Of the lines in the entries, how many hold the word "xlabel"? Give that number alone.

::: SOURCE MATERIAL

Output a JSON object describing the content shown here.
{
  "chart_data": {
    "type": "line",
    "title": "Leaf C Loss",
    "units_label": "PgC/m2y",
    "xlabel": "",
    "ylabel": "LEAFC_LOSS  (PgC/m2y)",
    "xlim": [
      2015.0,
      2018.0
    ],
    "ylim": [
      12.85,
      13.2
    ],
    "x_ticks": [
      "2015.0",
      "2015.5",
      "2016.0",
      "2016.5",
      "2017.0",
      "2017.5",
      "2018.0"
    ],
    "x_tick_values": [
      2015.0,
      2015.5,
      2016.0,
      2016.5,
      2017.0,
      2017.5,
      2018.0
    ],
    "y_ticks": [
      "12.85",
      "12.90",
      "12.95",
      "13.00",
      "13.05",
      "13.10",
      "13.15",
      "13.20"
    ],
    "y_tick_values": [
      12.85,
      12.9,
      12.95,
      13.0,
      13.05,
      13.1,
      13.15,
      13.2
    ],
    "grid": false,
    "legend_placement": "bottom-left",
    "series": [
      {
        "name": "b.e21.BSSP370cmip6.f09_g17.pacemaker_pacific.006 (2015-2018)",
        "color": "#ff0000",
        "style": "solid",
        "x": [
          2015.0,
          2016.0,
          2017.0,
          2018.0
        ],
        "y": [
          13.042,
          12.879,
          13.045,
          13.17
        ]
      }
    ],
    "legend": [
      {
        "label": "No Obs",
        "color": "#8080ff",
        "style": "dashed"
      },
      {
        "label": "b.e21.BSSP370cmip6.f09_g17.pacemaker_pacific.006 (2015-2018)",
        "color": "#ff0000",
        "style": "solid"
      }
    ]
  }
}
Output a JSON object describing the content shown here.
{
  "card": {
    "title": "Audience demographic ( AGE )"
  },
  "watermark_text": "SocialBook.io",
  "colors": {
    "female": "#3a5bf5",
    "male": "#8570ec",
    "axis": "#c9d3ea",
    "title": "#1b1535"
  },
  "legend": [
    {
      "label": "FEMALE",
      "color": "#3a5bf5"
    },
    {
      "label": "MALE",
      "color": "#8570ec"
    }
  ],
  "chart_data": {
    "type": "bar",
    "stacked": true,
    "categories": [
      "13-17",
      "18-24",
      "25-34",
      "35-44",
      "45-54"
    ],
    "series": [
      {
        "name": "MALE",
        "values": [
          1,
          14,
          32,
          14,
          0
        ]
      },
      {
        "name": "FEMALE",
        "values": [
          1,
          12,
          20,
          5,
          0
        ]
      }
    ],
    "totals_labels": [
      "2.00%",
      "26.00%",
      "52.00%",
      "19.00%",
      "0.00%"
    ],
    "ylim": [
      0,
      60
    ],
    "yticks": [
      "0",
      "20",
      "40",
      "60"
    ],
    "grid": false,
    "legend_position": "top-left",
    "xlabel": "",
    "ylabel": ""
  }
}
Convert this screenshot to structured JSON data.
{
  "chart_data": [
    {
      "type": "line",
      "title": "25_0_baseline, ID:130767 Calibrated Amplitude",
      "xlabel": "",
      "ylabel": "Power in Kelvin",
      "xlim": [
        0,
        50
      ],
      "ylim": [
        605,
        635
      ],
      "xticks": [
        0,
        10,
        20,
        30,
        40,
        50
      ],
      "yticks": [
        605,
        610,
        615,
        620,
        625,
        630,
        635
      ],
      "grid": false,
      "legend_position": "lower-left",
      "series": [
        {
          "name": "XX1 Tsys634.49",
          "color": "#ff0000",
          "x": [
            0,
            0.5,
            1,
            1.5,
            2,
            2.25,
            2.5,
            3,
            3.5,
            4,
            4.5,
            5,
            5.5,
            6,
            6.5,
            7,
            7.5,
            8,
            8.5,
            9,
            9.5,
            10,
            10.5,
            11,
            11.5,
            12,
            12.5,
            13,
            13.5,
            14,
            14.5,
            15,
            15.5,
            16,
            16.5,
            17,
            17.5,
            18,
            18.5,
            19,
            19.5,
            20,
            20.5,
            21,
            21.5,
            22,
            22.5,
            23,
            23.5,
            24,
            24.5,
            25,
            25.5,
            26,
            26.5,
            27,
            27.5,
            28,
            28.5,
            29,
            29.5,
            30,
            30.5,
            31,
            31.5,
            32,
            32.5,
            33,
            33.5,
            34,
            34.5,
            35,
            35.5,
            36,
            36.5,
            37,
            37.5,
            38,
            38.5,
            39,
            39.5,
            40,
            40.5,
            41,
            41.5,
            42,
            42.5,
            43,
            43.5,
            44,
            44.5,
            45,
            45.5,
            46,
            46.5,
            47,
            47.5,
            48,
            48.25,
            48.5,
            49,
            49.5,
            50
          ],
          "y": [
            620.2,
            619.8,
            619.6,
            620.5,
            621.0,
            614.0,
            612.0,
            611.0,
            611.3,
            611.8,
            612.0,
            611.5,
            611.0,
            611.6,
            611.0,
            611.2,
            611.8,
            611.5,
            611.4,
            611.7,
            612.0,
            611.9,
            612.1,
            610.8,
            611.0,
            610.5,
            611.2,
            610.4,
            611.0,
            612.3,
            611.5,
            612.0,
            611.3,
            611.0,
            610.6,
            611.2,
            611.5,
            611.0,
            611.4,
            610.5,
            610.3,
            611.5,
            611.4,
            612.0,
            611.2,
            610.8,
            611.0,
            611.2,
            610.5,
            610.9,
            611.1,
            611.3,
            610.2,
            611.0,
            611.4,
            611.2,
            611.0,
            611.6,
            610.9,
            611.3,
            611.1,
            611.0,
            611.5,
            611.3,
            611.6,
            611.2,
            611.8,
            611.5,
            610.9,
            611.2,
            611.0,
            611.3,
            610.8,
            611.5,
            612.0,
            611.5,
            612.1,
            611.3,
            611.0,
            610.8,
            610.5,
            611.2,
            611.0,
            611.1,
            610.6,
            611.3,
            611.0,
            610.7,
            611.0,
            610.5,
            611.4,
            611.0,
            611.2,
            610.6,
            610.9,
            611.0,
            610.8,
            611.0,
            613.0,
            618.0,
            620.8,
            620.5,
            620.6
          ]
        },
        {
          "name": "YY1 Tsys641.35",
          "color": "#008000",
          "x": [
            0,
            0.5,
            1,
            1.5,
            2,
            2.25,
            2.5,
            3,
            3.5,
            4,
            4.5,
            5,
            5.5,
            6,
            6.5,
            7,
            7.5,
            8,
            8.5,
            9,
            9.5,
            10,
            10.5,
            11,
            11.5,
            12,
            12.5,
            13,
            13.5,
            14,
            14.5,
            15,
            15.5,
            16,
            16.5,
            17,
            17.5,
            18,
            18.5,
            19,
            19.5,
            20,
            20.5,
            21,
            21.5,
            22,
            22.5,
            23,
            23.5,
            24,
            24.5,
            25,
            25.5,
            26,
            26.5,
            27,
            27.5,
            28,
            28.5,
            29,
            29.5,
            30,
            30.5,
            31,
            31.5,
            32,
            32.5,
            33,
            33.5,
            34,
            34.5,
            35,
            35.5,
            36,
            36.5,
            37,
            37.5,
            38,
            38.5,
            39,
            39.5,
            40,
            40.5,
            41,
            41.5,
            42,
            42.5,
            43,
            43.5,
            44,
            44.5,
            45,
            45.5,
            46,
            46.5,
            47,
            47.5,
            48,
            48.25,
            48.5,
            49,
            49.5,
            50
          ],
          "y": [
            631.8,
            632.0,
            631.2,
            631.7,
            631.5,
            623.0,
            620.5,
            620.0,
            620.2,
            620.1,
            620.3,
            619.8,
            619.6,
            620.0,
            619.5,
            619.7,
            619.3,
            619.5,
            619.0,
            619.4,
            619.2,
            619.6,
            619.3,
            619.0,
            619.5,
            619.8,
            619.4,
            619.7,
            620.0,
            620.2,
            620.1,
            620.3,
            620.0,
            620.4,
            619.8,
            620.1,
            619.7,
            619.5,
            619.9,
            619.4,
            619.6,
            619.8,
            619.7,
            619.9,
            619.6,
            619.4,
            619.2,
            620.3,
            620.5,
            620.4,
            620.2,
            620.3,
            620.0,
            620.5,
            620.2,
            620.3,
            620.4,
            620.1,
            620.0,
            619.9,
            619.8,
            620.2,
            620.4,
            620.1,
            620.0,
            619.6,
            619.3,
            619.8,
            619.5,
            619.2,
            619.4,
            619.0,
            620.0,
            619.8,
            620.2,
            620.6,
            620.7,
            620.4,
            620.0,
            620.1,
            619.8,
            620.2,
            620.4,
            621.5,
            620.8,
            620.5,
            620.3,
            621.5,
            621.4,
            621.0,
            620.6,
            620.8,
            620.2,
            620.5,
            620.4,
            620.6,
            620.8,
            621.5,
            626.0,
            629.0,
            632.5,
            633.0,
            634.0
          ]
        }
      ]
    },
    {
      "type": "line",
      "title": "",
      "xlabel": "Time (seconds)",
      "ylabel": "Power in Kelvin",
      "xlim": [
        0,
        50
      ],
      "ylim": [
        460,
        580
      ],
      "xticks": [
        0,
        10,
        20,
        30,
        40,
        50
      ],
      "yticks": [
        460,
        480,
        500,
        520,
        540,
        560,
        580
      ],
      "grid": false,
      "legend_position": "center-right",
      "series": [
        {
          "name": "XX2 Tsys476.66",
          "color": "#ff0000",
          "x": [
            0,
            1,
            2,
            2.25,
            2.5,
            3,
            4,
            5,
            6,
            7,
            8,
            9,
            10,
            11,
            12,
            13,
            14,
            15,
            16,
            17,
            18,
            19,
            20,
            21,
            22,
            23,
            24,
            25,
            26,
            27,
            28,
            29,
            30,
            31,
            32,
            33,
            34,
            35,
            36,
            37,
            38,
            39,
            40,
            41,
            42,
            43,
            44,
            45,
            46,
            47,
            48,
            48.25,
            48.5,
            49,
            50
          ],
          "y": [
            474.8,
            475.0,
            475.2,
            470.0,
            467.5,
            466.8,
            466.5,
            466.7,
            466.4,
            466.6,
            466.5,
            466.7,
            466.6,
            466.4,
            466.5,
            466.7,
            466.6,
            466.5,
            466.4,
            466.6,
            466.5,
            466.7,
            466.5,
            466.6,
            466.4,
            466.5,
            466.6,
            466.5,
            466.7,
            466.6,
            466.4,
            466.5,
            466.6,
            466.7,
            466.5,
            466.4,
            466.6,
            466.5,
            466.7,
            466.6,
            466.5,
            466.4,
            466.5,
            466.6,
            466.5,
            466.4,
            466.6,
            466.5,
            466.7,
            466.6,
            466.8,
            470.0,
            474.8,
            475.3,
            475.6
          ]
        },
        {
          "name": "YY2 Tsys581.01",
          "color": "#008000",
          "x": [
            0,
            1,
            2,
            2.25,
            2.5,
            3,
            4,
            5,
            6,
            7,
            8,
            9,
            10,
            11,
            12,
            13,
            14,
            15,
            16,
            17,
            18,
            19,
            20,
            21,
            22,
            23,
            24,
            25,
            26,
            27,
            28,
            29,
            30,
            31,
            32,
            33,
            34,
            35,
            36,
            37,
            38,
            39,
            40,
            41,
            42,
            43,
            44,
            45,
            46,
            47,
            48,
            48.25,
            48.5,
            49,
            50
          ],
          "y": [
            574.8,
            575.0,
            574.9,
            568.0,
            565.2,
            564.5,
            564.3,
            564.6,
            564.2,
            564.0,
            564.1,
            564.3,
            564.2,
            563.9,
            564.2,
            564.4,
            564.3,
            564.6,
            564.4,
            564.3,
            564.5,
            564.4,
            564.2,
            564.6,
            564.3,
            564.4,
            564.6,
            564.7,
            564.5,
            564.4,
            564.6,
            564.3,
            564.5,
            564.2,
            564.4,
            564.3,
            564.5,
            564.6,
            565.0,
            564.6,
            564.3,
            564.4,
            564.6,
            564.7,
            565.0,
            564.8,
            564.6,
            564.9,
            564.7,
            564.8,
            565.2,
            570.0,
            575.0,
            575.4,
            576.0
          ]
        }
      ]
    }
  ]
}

::::::

TASK RESULT:
4